(SHORT PROBLEM): All lines holding the string "this" are to be shown.

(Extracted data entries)
════════════════

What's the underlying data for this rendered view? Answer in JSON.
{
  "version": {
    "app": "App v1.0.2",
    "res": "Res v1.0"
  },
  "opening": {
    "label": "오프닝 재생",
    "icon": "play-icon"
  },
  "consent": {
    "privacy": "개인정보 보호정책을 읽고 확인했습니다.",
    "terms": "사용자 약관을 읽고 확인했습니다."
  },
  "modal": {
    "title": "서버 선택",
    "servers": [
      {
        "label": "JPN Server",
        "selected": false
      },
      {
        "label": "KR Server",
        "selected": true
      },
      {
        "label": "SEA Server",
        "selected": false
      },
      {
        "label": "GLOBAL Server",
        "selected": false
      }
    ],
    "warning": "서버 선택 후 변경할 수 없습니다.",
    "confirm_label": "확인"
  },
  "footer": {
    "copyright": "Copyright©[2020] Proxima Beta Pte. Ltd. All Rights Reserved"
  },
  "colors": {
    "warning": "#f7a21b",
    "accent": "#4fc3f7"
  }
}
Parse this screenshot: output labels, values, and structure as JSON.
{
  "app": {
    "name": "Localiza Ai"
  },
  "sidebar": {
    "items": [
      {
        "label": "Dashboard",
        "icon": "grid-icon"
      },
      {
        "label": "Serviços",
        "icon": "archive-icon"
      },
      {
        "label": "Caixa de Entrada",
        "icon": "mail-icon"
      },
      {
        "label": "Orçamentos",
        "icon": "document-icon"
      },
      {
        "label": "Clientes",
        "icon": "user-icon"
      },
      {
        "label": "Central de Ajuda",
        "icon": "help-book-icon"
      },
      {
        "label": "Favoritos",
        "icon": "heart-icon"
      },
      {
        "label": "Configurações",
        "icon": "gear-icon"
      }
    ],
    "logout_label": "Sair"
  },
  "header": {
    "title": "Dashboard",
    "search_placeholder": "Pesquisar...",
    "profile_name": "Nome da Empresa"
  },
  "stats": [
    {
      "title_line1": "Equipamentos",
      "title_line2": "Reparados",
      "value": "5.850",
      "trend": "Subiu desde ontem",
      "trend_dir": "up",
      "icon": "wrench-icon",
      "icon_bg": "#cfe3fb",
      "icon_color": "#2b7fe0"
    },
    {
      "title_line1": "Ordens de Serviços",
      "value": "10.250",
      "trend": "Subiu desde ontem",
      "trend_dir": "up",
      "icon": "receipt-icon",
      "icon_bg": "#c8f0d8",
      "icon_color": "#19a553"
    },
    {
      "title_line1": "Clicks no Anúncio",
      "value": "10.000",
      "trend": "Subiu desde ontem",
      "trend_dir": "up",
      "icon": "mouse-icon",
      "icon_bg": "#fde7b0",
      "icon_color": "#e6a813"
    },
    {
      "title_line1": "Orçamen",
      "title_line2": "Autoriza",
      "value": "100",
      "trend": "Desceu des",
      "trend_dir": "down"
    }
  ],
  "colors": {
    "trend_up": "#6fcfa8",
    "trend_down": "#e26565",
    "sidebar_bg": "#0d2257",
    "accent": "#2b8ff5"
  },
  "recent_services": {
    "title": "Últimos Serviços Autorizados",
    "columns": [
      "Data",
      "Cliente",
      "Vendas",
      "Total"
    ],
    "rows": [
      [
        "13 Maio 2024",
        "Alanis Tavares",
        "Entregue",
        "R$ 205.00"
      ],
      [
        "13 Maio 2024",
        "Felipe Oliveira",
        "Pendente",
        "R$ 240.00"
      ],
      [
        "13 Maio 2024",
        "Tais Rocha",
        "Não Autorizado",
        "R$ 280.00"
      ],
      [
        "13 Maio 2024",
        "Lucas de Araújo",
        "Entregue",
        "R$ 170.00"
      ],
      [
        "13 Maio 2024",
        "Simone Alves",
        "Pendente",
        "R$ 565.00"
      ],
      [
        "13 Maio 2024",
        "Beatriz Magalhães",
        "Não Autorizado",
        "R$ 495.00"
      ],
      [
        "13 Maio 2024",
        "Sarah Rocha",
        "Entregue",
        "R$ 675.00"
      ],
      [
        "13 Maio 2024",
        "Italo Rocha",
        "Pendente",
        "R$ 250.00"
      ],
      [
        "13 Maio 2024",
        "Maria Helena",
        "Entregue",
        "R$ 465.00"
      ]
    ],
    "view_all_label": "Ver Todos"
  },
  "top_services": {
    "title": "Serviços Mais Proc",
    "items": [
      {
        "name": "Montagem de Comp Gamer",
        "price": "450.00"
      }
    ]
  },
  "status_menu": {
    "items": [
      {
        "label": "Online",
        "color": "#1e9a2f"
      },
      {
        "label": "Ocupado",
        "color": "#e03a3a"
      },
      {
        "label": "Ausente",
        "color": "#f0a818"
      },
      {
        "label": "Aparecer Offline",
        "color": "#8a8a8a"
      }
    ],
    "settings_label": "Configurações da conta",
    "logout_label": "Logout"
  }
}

════════════════

(COMPLETED TASK):
What's the underlying data for this rendered view? Answer in JSON.
Parse this screenshot: output labels, values, and structure as JSON.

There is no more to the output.